### Requirements:
Determine the number of lines containing the word "halfwidth". Reply with it and nothing else.

╭─ The records

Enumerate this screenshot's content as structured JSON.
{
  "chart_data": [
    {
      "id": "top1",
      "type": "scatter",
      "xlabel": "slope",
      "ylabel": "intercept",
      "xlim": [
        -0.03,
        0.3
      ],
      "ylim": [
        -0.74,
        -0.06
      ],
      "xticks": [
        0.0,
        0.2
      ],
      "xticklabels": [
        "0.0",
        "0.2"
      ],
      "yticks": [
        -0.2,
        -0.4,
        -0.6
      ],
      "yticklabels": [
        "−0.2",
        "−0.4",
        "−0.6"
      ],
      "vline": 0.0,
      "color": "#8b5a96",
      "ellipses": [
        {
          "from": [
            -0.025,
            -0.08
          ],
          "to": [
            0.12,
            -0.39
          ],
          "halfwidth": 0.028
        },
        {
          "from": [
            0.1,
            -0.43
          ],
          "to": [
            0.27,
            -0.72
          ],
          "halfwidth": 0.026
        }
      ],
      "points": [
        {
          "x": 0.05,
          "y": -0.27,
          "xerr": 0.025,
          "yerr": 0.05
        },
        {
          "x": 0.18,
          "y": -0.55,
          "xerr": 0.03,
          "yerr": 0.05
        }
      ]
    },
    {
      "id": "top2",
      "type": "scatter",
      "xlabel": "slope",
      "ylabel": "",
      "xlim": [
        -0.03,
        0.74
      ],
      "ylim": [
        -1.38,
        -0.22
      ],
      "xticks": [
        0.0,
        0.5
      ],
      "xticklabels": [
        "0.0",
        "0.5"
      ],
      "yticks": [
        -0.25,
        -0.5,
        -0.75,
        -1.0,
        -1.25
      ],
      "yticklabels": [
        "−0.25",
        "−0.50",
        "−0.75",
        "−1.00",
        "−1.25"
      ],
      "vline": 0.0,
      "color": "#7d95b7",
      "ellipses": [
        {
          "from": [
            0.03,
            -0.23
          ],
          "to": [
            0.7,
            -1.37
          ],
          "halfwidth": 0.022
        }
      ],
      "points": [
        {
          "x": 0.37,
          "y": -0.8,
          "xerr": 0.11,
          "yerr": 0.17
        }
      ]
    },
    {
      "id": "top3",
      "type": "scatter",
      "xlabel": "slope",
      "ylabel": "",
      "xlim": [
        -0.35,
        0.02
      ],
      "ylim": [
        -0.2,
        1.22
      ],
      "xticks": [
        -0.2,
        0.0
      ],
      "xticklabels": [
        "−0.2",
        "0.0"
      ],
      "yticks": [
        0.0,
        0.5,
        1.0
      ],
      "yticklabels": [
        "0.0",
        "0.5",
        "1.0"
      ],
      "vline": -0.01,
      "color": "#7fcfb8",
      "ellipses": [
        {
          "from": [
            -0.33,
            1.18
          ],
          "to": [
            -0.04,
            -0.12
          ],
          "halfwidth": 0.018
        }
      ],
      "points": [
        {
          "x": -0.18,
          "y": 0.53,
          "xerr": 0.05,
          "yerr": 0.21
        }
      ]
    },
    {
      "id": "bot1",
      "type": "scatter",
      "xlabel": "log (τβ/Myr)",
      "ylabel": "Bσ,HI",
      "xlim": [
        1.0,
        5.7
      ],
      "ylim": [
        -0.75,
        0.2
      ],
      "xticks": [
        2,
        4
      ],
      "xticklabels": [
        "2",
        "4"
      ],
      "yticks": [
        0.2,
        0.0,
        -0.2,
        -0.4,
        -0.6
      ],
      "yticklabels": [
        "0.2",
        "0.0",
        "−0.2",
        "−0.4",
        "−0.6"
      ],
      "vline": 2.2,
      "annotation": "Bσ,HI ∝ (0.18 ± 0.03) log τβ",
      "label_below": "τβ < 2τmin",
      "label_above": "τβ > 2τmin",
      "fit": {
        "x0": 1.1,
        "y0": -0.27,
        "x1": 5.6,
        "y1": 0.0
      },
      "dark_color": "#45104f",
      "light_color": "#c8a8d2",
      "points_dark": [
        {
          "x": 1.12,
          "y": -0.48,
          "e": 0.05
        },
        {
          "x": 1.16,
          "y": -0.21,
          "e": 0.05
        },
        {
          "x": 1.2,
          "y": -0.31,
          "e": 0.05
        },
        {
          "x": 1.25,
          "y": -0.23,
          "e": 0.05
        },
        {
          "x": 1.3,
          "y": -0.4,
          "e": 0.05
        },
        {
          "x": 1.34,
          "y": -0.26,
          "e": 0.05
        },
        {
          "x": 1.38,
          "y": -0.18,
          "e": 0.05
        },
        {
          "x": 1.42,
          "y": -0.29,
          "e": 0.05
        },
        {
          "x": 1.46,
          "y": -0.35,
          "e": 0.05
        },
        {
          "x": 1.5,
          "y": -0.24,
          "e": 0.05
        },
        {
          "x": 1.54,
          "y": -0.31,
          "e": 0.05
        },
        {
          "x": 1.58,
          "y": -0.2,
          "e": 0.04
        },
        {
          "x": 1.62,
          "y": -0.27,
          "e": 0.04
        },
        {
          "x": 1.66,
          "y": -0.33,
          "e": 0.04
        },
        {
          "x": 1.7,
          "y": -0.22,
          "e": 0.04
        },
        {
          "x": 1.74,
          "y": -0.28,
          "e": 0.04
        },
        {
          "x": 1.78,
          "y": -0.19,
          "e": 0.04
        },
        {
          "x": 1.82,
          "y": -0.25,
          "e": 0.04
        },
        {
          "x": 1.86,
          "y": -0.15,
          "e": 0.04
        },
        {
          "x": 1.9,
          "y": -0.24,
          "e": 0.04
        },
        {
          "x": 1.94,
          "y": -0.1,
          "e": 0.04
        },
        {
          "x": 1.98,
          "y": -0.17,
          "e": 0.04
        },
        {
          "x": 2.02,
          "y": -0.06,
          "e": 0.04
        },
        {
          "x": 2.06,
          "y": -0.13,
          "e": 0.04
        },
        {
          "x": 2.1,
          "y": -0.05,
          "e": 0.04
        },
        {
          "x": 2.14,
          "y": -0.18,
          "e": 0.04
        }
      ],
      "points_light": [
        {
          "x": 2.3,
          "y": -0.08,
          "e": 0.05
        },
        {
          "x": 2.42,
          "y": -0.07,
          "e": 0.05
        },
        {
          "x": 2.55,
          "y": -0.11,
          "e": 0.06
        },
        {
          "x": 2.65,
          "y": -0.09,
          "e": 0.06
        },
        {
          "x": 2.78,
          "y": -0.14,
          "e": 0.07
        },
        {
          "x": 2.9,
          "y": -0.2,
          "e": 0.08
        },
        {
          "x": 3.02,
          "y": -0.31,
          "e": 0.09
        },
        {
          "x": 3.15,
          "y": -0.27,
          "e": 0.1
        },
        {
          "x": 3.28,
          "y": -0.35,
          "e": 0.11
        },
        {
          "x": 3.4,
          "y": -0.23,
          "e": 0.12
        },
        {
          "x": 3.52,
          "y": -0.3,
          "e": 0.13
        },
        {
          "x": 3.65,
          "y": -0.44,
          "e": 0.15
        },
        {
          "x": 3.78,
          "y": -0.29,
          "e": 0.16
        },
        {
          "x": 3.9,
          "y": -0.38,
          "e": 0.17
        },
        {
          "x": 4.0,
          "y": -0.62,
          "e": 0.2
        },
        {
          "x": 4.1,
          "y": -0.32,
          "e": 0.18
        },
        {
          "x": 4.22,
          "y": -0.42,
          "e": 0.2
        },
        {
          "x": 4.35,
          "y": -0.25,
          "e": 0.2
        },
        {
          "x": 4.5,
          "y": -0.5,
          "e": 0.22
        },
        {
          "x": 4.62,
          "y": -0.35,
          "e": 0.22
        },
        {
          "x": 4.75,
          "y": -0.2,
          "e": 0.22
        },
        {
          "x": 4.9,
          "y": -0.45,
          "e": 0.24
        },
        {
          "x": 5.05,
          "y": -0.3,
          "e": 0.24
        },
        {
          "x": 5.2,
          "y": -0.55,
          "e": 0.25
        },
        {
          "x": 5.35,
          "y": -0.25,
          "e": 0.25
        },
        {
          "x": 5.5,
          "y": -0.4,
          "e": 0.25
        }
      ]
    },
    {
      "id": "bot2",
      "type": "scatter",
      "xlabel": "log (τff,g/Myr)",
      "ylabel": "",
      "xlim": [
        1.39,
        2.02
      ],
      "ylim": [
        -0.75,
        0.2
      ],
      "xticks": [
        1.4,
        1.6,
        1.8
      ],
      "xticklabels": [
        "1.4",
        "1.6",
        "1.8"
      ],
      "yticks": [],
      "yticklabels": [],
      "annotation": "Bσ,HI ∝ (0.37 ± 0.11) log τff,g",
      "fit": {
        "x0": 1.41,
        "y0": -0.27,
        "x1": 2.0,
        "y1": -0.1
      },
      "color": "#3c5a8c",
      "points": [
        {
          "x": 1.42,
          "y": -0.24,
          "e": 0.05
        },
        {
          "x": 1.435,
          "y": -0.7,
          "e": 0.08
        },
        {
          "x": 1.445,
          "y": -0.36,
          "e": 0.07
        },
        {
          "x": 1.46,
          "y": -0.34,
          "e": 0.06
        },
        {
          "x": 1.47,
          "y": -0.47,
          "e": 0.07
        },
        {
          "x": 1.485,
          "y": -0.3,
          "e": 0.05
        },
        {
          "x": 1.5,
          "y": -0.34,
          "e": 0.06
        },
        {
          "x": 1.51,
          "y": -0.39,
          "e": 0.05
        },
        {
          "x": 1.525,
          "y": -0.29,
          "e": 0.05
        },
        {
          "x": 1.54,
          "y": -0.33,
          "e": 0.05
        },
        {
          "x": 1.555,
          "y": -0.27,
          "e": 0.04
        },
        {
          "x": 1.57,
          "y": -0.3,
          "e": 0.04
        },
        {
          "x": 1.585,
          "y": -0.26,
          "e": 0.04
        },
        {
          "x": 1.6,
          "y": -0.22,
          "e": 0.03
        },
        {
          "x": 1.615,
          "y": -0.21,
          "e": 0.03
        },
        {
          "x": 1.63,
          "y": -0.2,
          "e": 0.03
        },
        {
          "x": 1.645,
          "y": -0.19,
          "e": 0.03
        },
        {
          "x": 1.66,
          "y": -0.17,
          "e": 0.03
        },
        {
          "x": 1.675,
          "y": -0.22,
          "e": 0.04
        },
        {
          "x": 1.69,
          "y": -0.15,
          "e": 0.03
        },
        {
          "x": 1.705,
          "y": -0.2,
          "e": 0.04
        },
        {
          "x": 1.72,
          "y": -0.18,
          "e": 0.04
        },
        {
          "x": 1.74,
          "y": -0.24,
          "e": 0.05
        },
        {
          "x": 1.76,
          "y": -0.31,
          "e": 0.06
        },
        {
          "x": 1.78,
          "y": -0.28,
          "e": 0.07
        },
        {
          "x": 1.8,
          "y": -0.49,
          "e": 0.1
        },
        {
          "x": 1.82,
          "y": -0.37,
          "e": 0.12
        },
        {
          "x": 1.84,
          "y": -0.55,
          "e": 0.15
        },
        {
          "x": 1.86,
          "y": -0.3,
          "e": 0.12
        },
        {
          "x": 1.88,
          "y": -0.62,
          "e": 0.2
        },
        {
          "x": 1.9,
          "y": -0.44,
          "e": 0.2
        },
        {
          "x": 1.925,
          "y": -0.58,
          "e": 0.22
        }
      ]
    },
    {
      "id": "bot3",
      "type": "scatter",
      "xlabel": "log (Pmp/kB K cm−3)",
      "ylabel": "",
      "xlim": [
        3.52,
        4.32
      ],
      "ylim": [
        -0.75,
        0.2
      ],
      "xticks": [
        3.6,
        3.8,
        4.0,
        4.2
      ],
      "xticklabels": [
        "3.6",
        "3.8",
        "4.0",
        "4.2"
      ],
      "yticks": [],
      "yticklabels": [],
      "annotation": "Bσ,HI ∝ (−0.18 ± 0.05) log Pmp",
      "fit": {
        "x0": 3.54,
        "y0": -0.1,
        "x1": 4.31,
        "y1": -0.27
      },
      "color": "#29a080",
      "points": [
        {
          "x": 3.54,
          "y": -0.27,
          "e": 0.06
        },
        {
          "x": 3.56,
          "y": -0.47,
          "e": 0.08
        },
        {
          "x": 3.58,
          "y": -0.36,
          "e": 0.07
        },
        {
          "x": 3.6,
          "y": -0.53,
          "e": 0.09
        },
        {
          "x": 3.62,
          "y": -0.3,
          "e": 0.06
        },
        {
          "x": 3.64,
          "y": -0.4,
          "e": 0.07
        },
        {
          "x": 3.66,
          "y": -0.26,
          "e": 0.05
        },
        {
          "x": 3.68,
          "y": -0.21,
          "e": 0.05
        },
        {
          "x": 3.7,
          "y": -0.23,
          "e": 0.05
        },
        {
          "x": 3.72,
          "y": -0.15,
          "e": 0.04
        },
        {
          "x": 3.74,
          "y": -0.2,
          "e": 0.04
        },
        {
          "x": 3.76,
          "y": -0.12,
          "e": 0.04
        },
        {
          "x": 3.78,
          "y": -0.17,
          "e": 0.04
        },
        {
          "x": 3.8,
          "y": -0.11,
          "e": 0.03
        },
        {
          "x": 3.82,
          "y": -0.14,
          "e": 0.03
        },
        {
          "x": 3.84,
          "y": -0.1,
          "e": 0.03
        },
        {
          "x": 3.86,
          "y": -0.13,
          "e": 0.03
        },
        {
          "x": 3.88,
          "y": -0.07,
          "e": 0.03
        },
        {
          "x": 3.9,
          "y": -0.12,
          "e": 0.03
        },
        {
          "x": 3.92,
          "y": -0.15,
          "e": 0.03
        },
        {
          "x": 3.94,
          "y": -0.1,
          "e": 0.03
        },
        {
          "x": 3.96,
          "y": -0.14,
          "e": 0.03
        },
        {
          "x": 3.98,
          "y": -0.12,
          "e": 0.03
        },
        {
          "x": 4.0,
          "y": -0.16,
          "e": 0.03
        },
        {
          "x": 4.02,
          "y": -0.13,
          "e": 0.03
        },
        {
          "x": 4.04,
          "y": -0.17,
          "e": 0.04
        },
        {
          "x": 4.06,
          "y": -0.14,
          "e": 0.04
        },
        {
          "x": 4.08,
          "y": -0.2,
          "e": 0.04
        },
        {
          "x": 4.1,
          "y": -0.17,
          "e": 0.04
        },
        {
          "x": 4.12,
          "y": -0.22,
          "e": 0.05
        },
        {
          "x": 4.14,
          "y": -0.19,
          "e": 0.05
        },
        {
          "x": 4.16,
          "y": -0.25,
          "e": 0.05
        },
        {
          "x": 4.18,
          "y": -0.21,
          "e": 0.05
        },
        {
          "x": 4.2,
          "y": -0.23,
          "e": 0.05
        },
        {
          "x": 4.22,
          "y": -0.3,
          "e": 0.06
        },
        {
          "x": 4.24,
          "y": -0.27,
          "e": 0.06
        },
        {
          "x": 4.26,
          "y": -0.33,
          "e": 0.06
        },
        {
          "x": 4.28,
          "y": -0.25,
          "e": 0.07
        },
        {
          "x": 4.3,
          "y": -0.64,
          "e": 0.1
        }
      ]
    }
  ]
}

╰─

### Answer for the task:
4